◆ **Work required**
How many lines in the entries below contain "соединённых"? Answer with the number only.

◆ **Exercise material**

↓

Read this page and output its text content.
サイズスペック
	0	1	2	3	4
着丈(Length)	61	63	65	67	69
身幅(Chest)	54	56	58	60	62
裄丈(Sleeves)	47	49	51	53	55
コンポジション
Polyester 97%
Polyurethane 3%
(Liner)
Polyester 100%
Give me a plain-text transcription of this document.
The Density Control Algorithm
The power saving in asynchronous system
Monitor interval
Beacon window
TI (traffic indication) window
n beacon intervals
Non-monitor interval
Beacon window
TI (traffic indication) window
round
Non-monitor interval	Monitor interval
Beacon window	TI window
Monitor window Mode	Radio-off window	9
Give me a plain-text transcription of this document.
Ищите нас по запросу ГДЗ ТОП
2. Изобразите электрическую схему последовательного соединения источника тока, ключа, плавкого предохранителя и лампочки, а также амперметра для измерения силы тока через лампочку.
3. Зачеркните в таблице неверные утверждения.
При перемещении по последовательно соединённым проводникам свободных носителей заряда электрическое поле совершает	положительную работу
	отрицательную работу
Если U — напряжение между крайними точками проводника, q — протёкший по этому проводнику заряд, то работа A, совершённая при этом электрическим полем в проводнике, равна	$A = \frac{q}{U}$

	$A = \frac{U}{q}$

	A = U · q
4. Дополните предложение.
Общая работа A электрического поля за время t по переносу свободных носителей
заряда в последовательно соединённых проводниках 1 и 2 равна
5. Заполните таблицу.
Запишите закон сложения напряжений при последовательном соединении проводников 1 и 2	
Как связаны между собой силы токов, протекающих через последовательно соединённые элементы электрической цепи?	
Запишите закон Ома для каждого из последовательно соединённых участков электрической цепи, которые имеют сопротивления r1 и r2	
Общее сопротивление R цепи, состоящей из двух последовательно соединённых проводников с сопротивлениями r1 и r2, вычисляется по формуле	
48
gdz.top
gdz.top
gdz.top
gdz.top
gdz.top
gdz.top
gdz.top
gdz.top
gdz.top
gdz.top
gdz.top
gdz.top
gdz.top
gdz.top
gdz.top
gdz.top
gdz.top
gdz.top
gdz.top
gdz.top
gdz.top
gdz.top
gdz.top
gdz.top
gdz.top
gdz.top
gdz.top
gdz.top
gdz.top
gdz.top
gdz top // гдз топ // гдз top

↑
↓

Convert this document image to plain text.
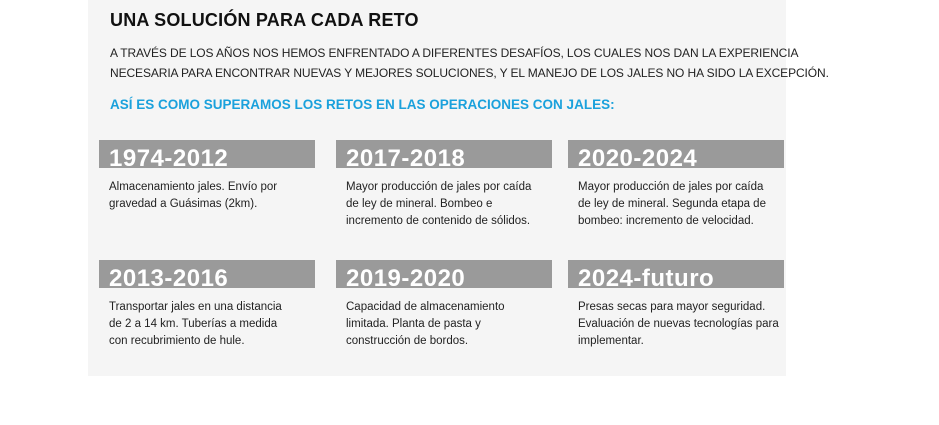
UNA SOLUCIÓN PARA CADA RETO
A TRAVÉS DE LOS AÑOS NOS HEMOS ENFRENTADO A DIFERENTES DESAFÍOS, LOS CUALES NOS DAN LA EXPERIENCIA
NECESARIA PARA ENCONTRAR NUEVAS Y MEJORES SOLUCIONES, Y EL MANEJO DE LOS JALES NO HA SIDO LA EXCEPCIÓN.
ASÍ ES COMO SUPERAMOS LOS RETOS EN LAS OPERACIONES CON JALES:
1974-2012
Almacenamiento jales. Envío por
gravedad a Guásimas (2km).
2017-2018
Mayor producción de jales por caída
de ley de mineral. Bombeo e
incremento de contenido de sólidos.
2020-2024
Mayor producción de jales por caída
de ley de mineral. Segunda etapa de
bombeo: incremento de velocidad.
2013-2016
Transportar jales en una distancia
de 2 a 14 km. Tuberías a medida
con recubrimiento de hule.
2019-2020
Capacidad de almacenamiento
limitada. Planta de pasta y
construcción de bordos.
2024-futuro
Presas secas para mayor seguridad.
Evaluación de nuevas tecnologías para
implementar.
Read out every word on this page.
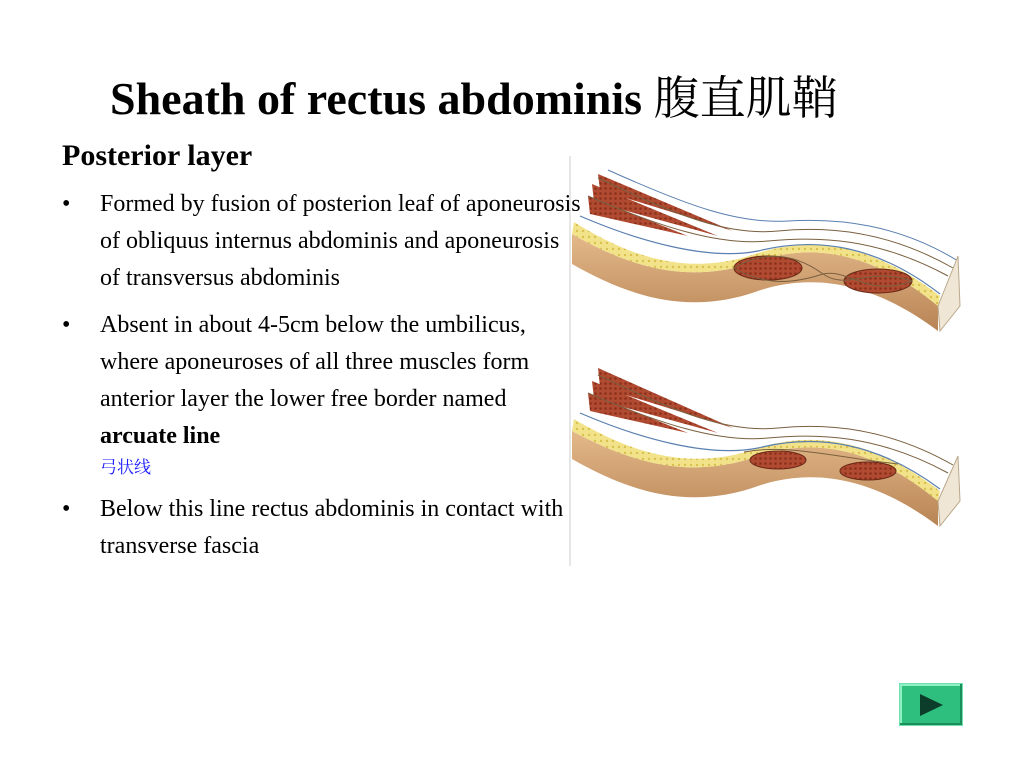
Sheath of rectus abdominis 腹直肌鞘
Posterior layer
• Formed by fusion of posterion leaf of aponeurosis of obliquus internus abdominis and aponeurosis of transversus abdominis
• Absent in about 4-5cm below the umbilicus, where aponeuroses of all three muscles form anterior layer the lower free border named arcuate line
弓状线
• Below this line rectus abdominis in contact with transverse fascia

↑

◆ **Exercise output**
3